> [Task brief] From the listing, collect all lines containing the word "Negroes".

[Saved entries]
+++

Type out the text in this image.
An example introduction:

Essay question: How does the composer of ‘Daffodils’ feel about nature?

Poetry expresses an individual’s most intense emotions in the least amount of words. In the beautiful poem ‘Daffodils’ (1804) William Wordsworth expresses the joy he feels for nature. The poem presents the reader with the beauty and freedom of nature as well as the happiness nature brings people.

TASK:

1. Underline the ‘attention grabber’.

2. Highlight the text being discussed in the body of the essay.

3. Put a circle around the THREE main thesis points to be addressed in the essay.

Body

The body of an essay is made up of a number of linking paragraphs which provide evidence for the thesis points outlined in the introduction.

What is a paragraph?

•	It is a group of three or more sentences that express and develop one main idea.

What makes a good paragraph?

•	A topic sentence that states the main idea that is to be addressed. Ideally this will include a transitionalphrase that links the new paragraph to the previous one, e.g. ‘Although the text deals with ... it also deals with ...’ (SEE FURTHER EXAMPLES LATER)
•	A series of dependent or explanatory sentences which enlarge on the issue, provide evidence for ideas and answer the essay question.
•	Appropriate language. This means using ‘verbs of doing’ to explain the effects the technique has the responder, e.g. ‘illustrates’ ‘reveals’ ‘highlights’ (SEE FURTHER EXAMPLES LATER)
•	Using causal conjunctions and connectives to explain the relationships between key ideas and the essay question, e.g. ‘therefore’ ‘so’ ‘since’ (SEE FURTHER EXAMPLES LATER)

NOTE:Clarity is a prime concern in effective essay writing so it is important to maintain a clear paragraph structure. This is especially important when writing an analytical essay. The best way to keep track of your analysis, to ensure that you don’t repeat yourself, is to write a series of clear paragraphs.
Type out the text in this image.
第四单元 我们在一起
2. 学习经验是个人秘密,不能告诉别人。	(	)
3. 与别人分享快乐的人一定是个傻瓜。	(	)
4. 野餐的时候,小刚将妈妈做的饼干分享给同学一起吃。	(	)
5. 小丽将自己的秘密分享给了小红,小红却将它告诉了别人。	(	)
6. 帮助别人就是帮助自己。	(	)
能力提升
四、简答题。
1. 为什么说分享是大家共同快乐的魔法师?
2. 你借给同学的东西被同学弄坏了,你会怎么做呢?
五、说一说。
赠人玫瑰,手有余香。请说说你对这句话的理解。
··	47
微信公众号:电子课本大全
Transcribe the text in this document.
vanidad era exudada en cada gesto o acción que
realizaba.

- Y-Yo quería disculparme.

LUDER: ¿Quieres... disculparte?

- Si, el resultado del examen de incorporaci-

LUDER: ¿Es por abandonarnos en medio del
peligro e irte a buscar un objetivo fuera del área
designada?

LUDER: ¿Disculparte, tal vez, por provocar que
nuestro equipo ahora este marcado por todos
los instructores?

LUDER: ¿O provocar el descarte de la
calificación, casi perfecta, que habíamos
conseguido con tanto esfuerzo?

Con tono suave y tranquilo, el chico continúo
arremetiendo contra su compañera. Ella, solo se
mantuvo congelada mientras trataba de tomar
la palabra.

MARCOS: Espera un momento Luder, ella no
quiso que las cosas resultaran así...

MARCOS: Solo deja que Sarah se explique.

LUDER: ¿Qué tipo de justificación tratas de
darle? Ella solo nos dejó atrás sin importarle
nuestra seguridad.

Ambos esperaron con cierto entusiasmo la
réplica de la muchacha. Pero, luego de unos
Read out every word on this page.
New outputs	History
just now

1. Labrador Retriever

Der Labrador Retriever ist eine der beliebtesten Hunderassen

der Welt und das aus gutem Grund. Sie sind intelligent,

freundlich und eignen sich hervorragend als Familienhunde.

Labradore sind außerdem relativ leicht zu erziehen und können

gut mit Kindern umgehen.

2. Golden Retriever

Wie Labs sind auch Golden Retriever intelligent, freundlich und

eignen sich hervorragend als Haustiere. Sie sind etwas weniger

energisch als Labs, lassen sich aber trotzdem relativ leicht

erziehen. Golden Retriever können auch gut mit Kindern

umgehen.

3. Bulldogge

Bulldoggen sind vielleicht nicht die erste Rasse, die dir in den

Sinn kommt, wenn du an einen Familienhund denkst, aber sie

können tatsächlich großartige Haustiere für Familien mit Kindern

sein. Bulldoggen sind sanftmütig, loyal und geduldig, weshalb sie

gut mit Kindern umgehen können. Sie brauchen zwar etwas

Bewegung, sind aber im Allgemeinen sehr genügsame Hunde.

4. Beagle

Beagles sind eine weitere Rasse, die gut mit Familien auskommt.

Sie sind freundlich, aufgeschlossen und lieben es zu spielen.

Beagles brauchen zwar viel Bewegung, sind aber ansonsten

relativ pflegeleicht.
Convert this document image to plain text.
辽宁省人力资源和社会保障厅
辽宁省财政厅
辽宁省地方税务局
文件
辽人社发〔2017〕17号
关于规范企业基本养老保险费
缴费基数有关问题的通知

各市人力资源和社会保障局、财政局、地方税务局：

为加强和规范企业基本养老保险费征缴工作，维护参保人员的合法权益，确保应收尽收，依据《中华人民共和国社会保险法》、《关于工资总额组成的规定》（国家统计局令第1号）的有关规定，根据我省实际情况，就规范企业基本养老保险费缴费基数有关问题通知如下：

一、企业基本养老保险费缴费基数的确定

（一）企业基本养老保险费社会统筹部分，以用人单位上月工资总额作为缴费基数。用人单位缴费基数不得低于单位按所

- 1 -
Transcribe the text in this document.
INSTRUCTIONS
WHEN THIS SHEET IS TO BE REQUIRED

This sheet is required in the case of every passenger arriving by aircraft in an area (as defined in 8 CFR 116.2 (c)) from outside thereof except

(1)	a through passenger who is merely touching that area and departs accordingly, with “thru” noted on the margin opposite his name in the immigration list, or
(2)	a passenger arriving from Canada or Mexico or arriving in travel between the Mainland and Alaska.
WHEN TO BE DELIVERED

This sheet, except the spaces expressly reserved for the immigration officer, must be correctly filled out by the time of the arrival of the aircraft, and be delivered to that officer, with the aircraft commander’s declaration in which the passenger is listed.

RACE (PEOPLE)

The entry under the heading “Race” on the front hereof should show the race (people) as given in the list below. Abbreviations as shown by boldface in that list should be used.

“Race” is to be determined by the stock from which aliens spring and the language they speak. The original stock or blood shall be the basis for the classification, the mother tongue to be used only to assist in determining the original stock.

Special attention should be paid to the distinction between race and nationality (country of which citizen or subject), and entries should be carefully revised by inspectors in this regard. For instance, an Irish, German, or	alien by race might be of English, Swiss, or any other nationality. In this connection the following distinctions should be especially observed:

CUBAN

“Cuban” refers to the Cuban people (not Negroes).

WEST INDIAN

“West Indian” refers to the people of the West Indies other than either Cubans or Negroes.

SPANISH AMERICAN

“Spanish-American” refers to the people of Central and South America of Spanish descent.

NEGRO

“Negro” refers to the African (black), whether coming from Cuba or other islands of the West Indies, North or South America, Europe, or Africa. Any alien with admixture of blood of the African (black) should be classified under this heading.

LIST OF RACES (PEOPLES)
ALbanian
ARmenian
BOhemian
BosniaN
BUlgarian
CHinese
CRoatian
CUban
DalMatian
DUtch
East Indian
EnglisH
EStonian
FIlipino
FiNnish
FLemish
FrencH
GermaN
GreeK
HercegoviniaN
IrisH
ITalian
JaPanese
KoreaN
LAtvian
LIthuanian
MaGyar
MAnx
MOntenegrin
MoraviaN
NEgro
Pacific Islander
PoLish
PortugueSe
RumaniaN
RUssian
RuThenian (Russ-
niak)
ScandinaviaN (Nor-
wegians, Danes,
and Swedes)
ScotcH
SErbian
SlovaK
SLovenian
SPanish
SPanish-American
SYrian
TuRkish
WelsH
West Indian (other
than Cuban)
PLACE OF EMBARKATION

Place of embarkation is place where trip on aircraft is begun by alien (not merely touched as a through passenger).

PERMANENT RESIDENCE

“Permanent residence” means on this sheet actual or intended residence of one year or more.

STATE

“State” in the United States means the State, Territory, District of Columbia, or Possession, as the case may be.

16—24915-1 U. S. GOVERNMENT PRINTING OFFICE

+++

> [Written answer]
“Cuban” refers to the Cuban people (not Negroes).
“West Indian” refers to the people of the West Indies other than either Cubans or Negroes.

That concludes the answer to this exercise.